# [Work to complete]
Return each line of the listing below, unchanged, and omit the images.

# [Materials provided]

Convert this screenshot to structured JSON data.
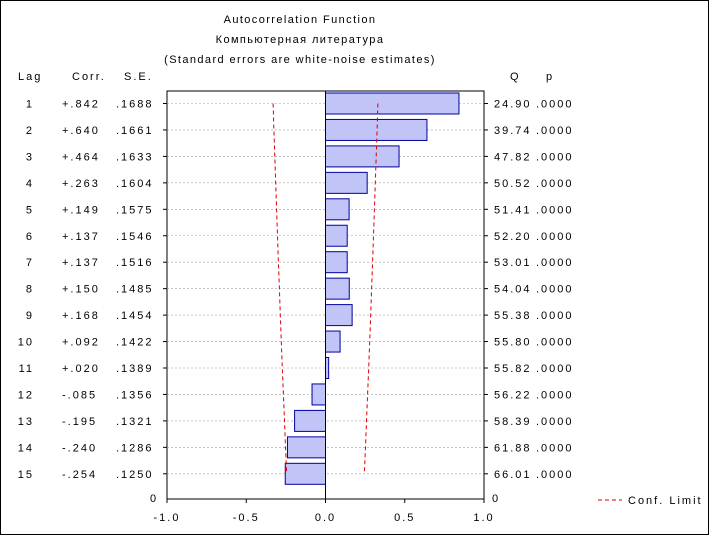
{
  "chart_data": {
    "type": "bar",
    "orientation": "horizontal",
    "title": "Autocorrelation Function",
    "subtitle": "Компьютерная литература",
    "note": "(Standard errors are white-noise estimates)",
    "headers": {
      "lag": "Lag",
      "corr": "Corr.",
      "se": "S.E.",
      "q": "Q",
      "p": "p"
    },
    "rows": [
      {
        "lag": "1",
        "corr": "+.842",
        "se": ".1688",
        "q": "24.90",
        "p": ".0000"
      },
      {
        "lag": "2",
        "corr": "+.640",
        "se": ".1661",
        "q": "39.74",
        "p": ".0000"
      },
      {
        "lag": "3",
        "corr": "+.464",
        "se": ".1633",
        "q": "47.82",
        "p": ".0000"
      },
      {
        "lag": "4",
        "corr": "+.263",
        "se": ".1604",
        "q": "50.52",
        "p": ".0000"
      },
      {
        "lag": "5",
        "corr": "+.149",
        "se": ".1575",
        "q": "51.41",
        "p": ".0000"
      },
      {
        "lag": "6",
        "corr": "+.137",
        "se": ".1546",
        "q": "52.20",
        "p": ".0000"
      },
      {
        "lag": "7",
        "corr": "+.137",
        "se": ".1516",
        "q": "53.01",
        "p": ".0000"
      },
      {
        "lag": "8",
        "corr": "+.150",
        "se": ".1485",
        "q": "54.04",
        "p": ".0000"
      },
      {
        "lag": "9",
        "corr": "+.168",
        "se": ".1454",
        "q": "55.38",
        "p": ".0000"
      },
      {
        "lag": "10",
        "corr": "+.092",
        "se": ".1422",
        "q": "55.80",
        "p": ".0000"
      },
      {
        "lag": "11",
        "corr": "+.020",
        "se": ".1389",
        "q": "55.82",
        "p": ".0000"
      },
      {
        "lag": "12",
        "corr": "-.085",
        "se": ".1356",
        "q": "56.22",
        "p": ".0000"
      },
      {
        "lag": "13",
        "corr": "-.195",
        "se": ".1321",
        "q": "58.39",
        "p": ".0000"
      },
      {
        "lag": "14",
        "corr": "-.240",
        "se": ".1286",
        "q": "61.88",
        "p": ".0000"
      },
      {
        "lag": "15",
        "corr": "-.254",
        "se": ".1250",
        "q": "66.01",
        "p": ".0000"
      }
    ],
    "values": [
      0.842,
      0.64,
      0.464,
      0.263,
      0.149,
      0.137,
      0.137,
      0.15,
      0.168,
      0.092,
      0.02,
      -0.085,
      -0.195,
      -0.24,
      -0.254
    ],
    "conf_limit_multiplier": 1.96,
    "zero_row_label": "0",
    "xlim": [
      -1.0,
      1.0
    ],
    "xticks": [
      "-1.0",
      "-0.5",
      "0.0",
      "0.5",
      "1.0"
    ],
    "legend": {
      "label": "Conf. Limit",
      "placement": "bottom-right"
    },
    "grid": true,
    "colors": {
      "bar_fill": "#c0c4f6",
      "bar_stroke": "#0000a0",
      "conf_limit": "#e00000",
      "grid": "#a0a0a0"
    }
  }
}
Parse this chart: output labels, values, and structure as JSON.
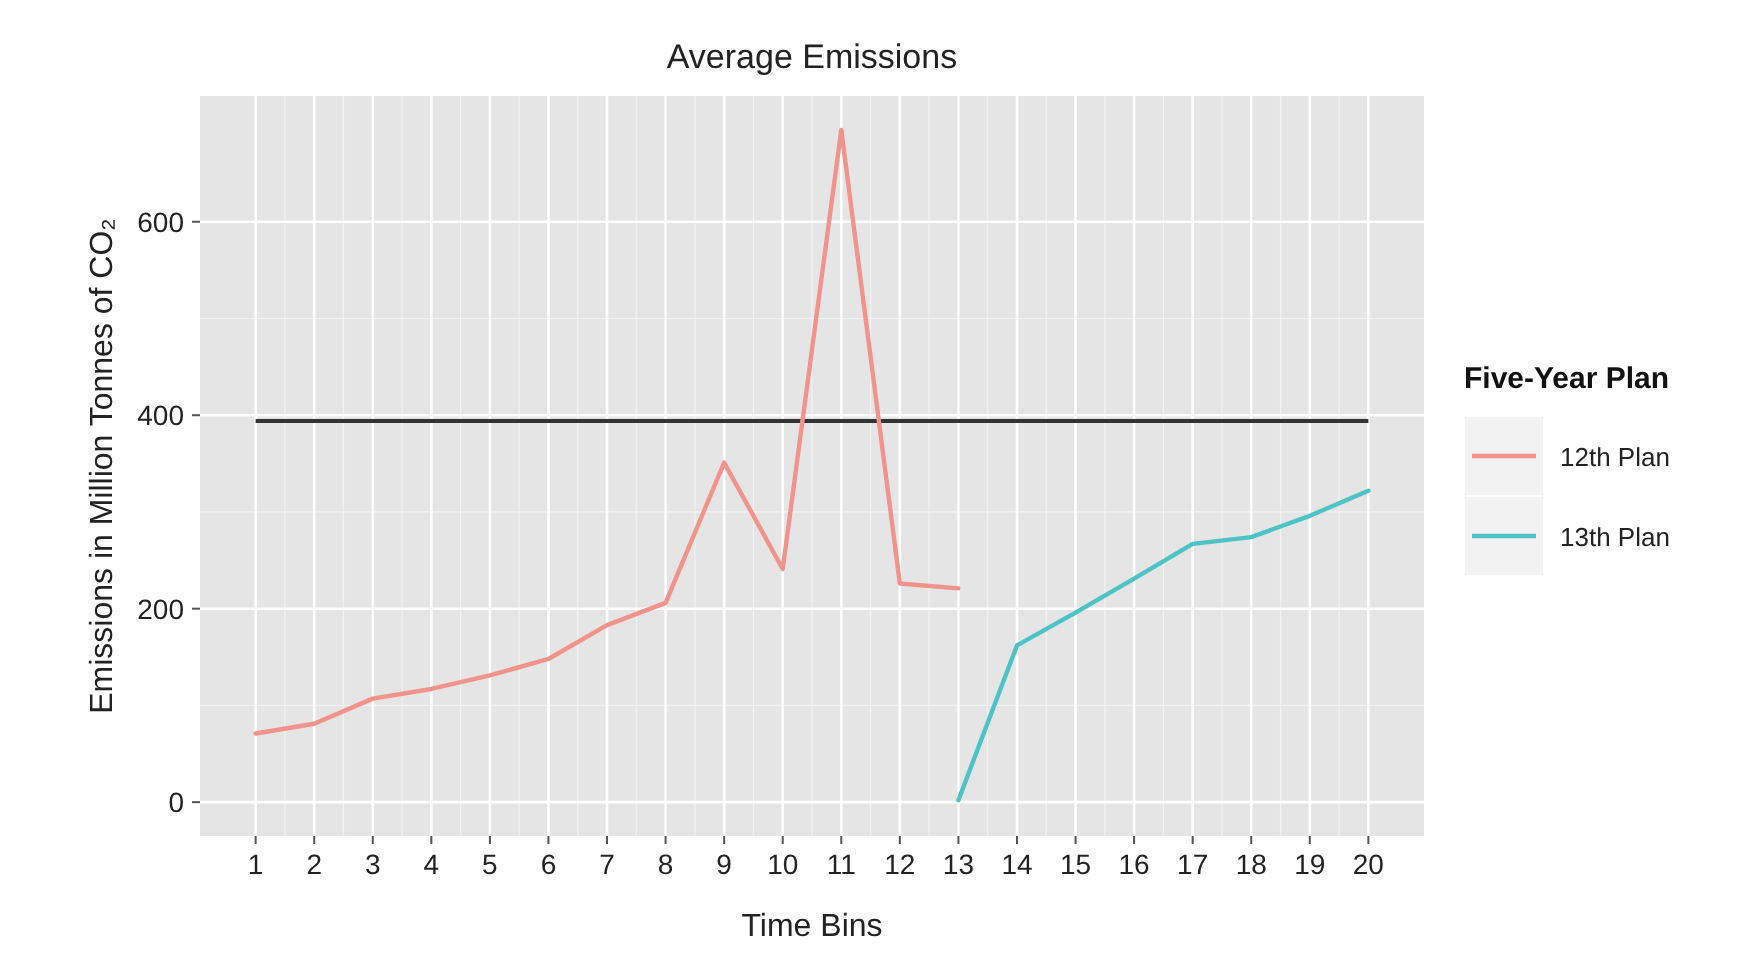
{
  "chart_data": {
    "type": "line",
    "title": "Average Emissions",
    "xlabel": "Time Bins",
    "ylabel": "Emissions in Million Tonnes of CO₂",
    "legend_title": "Five-Year Plan",
    "x": [
      1,
      2,
      3,
      4,
      5,
      6,
      7,
      8,
      9,
      10,
      11,
      12,
      13,
      14,
      15,
      16,
      17,
      18,
      19,
      20
    ],
    "xlim": [
      0.05,
      20.95
    ],
    "xticks": [
      1,
      2,
      3,
      4,
      5,
      6,
      7,
      8,
      9,
      10,
      11,
      12,
      13,
      14,
      15,
      16,
      17,
      18,
      19,
      20
    ],
    "ylim": [
      -35,
      730
    ],
    "yticks": [
      0,
      200,
      400,
      600
    ],
    "series": [
      {
        "name": "12th Plan",
        "color": "#f1938a",
        "values": [
          71,
          81,
          107,
          117,
          131,
          148,
          183,
          206,
          351,
          241,
          695,
          226,
          221,
          null,
          null,
          null,
          null,
          null,
          null,
          null
        ]
      },
      {
        "name": "13th Plan",
        "color": "#4ec3c6",
        "values": [
          null,
          null,
          null,
          null,
          null,
          null,
          null,
          null,
          null,
          null,
          null,
          null,
          2,
          162,
          196,
          231,
          267,
          274,
          296,
          322
        ]
      }
    ],
    "ref_lines": [
      {
        "axis": "y",
        "value": 394,
        "color": "#333333"
      }
    ],
    "grid": true,
    "legend": "right",
    "line_style": "solid"
  }
}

# [Result of the task]
Convert this screenshot to structured JSON data.
{
  "chart_data": {
    "type": "bar",
    "orientation": "horizontal",
    "title": "Autocorrelation Function",
    "subtitle": "Компьютерная литература",
    "note": "(Standard errors are white-noise estimates)",
    "headers": {
      "lag": "Lag",
      "corr": "Corr.",
      "se": "S.E.",
      "q": "Q",
      "p": "p"
    },
    "rows": [
      {
        "lag": "1",
        "corr": "+.842",
        "se": ".1688",
        "q": "24.90",
        "p": ".0000"
      },
      {
        "lag": "2",
        "corr": "+.640",
        "se": ".1661",
        "q": "39.74",
        "p": ".0000"
      },
      {
        "lag": "3",
        "corr": "+.464",
        "se": ".1633",
        "q": "47.82",
        "p": ".0000"
      },
      {
        "lag": "4",
        "corr": "+.263",
        "se": ".1604",
        "q": "50.52",
        "p": ".0000"
      },
      {
        "lag": "5",
        "corr": "+.149",
        "se": ".1575",
        "q": "51.41",
        "p": ".0000"
      },
      {
        "lag": "6",
        "corr": "+.137",
        "se": ".1546",
        "q": "52.20",
        "p": ".0000"
      },
      {
        "lag": "7",
        "corr": "+.137",
        "se": ".1516",
        "q": "53.01",
        "p": ".0000"
      },
      {
        "lag": "8",
        "corr": "+.150",
        "se": ".1485",
        "q": "54.04",
        "p": ".0000"
      },
      {
        "lag": "9",
        "corr": "+.168",
        "se": ".1454",
        "q": "55.38",
        "p": ".0000"
      },
      {
        "lag": "10",
        "corr": "+.092",
        "se": ".1422",
        "q": "55.80",
        "p": ".0000"
      },
      {
        "lag": "11",
        "corr": "+.020",
        "se": ".1389",
        "q": "55.82",
        "p": ".0000"
      },
      {
        "lag": "12",
        "corr": "-.085",
        "se": ".1356",
        "q": "56.22",
        "p": ".0000"
      },
      {
        "lag": "13",
        "corr": "-.195",
        "se": ".1321",
        "q": "58.39",
        "p": ".0000"
      },
      {
        "lag": "14",
        "corr": "-.240",
        "se": ".1286",
        "q": "61.88",
        "p": ".0000"
      },
      {
        "lag": "15",
        "corr": "-.254",
        "se": ".1250",
        "q": "66.01",
        "p": ".0000"
      }
    ],
    "values": [
      0.842,
      0.64,
      0.464,
      0.263,
      0.149,
      0.137,
      0.137,
      0.15,
      0.168,
      0.092,
      0.02,
      -0.085,
      -0.195,
      -0.24,
      -0.254
    ],
    "conf_limit_multiplier": 1.96,
    "zero_row_label": "0",
    "xlim": [
      -1.0,
      1.0
    ],
    "xticks": [
      "-1.0",
      "-0.5",
      "0.0",
      "0.5",
      "1.0"
    ],
    "legend": {
      "label": "Conf. Limit",
      "placement": "bottom-right"
    },
    "grid": true,
    "colors": {
      "bar_fill": "#c0c4f6",
      "bar_stroke": "#0000a0",
      "conf_limit": "#e00000",
      "grid": "#a0a0a0"
    }
  }
}
Parse this chart: output labels, values, and structure as JSON.
{
  "chart_data": {
    "type": "line",
    "title": "Average Emissions",
    "xlabel": "Time Bins",
    "ylabel": "Emissions in Million Tonnes of CO₂",
    "legend_title": "Five-Year Plan",
    "x": [
      1,
      2,
      3,
      4,
      5,
      6,
      7,
      8,
      9,
      10,
      11,
      12,
      13,
      14,
      15,
      16,
      17,
      18,
      19,
      20
    ],
    "xlim": [
      0.05,
      20.95
    ],
    "xticks": [
      1,
      2,
      3,
      4,
      5,
      6,
      7,
      8,
      9,
      10,
      11,
      12,
      13,
      14,
      15,
      16,
      17,
      18,
      19,
      20
    ],
    "ylim": [
      -35,
      730
    ],
    "yticks": [
      0,
      200,
      400,
      600
    ],
    "series": [
      {
        "name": "12th Plan",
        "color": "#f1938a",
        "values": [
          71,
          81,
          107,
          117,
          131,
          148,
          183,
          206,
          351,
          241,
          695,
          226,
          221,
          null,
          null,
          null,
          null,
          null,
          null,
          null
        ]
      },
      {
        "name": "13th Plan",
        "color": "#4ec3c6",
        "values": [
          null,
          null,
          null,
          null,
          null,
          null,
          null,
          null,
          null,
          null,
          null,
          null,
          2,
          162,
          196,
          231,
          267,
          274,
          296,
          322
        ]
      }
    ],
    "ref_lines": [
      {
        "axis": "y",
        "value": 394,
        "color": "#333333"
      }
    ],
    "grid": true,
    "legend": "right",
    "line_style": "solid"
  }
}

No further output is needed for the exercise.